Start of Extracted information
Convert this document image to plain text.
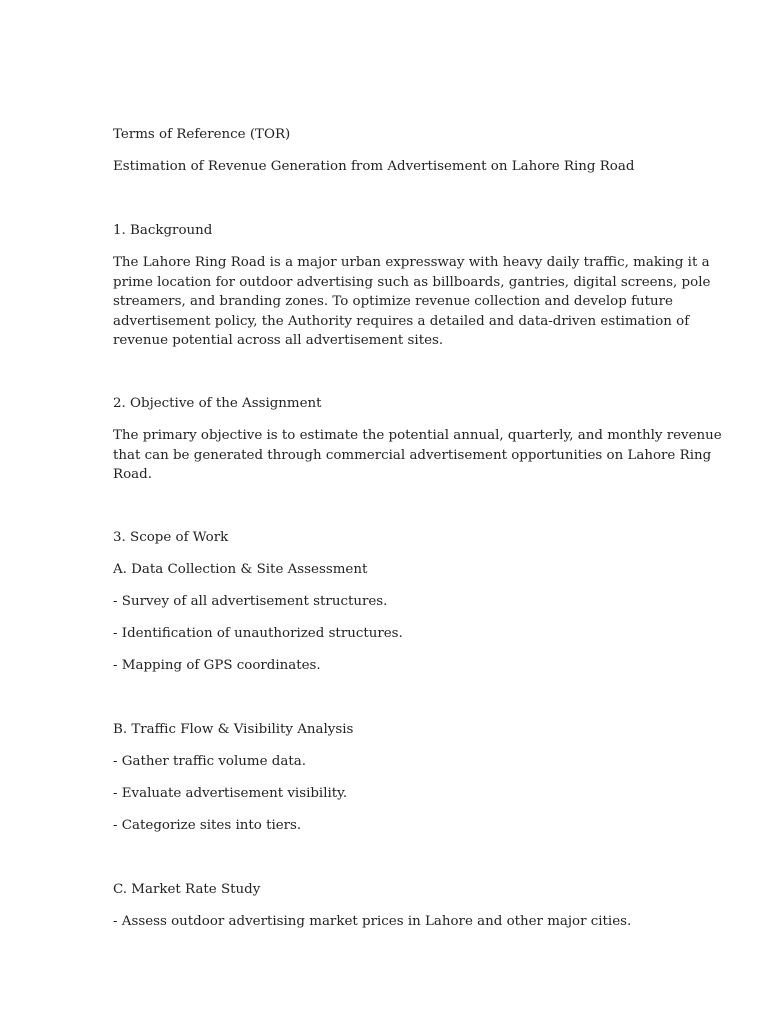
Terms of Reference (TOR)

Estimation of Revenue Generation from Advertisement on Lahore Ring Road

1. Background

The Lahore Ring Road is a major urban expressway with heavy daily traffic, making it a
prime location for outdoor advertising such as billboards, gantries, digital screens, pole
streamers, and branding zones. To optimize revenue collection and develop future
advertisement policy, the Authority requires a detailed and data-driven estimation of
revenue potential across all advertisement sites.

2. Objective of the Assignment

The primary objective is to estimate the potential annual, quarterly, and monthly revenue
that can be generated through commercial advertisement opportunities on Lahore Ring
Road.

3. Scope of Work

A. Data Collection & Site Assessment

- Survey of all advertisement structures.

- Identification of unauthorized structures.

- Mapping of GPS coordinates.

B. Traffic Flow & Visibility Analysis

- Gather traffic volume data.

- Evaluate advertisement visibility.

- Categorize sites into tiers.

C. Market Rate Study

- Assess outdoor advertising market prices in Lahore and other major cities.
End of Extracted information
Each record should be quoted exactly, with the images omitted.

Result for this exercise:
Convert this document image to plain text.
Terms of Reference (TOR)

Estimation of Revenue Generation from Advertisement on Lahore Ring Road

1. Background

The Lahore Ring Road is a major urban expressway with heavy daily traffic, making it a
prime location for outdoor advertising such as billboards, gantries, digital screens, pole
streamers, and branding zones. To optimize revenue collection and develop future
advertisement policy, the Authority requires a detailed and data-driven estimation of
revenue potential across all advertisement sites.

2. Objective of the Assignment

The primary objective is to estimate the potential annual, quarterly, and monthly revenue
that can be generated through commercial advertisement opportunities on Lahore Ring
Road.

3. Scope of Work

A. Data Collection & Site Assessment

- Survey of all advertisement structures.

- Identification of unauthorized structures.

- Mapping of GPS coordinates.

B. Traffic Flow & Visibility Analysis

- Gather traffic volume data.

- Evaluate advertisement visibility.

- Categorize sites into tiers.

C. Market Rate Study

- Assess outdoor advertising market prices in Lahore and other major cities.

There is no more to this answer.